*Exercise description*:
Copy every line, leaving nothing out and adding nothing.

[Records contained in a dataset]
--- START ---

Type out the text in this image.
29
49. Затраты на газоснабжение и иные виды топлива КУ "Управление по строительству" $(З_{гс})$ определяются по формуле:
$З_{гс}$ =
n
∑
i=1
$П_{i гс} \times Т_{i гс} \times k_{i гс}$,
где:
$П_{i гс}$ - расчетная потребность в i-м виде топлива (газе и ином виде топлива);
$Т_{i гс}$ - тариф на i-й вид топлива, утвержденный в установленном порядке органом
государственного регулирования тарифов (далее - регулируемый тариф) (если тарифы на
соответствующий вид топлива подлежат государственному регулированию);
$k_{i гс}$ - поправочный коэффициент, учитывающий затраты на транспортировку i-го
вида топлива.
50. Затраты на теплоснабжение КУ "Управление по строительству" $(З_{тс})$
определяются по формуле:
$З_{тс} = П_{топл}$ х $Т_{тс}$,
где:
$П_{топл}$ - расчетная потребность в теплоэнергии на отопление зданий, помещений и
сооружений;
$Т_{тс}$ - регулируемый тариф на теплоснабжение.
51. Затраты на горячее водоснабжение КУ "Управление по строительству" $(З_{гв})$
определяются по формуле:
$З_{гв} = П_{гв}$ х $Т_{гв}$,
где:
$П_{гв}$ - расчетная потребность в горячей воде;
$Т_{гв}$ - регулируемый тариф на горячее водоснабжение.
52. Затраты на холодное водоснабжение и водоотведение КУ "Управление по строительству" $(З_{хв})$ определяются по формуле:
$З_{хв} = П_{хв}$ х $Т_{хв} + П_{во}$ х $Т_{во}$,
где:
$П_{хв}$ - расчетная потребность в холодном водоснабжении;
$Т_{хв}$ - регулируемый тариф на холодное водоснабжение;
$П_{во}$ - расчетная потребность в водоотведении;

--- END ---

*Complete answer*:
Type out the text in this image.
29
49. Затраты на газоснабжение и иные виды топлива КУ "Управление по строительству" $(З_{гс})$ определяются по формуле:
$З_{гс}$ =
n
∑
i=1
$П_{i гс} \times Т_{i гс} \times k_{i гс}$,
где:
$П_{i гс}$ - расчетная потребность в i-м виде топлива (газе и ином виде топлива);
$Т_{i гс}$ - тариф на i-й вид топлива, утвержденный в установленном порядке органом
государственного регулирования тарифов (далее - регулируемый тариф) (если тарифы на
соответствующий вид топлива подлежат государственному регулированию);
$k_{i гс}$ - поправочный коэффициент, учитывающий затраты на транспортировку i-го
вида топлива.
50. Затраты на теплоснабжение КУ "Управление по строительству" $(З_{тс})$
определяются по формуле:
$З_{тс} = П_{топл}$ х $Т_{тс}$,
где:
$П_{топл}$ - расчетная потребность в теплоэнергии на отопление зданий, помещений и
сооружений;
$Т_{тс}$ - регулируемый тариф на теплоснабжение.
51. Затраты на горячее водоснабжение КУ "Управление по строительству" $(З_{гв})$
определяются по формуле:
$З_{гв} = П_{гв}$ х $Т_{гв}$,
где:
$П_{гв}$ - расчетная потребность в горячей воде;
$Т_{гв}$ - регулируемый тариф на горячее водоснабжение.
52. Затраты на холодное водоснабжение и водоотведение КУ "Управление по строительству" $(З_{хв})$ определяются по формуле:
$З_{хв} = П_{хв}$ х $Т_{хв} + П_{во}$ х $Т_{во}$,
где:
$П_{хв}$ - расчетная потребность в холодном водоснабжении;
$Т_{хв}$ - регулируемый тариф на холодное водоснабжение;
$П_{во}$ - расчетная потребность в водоотведении;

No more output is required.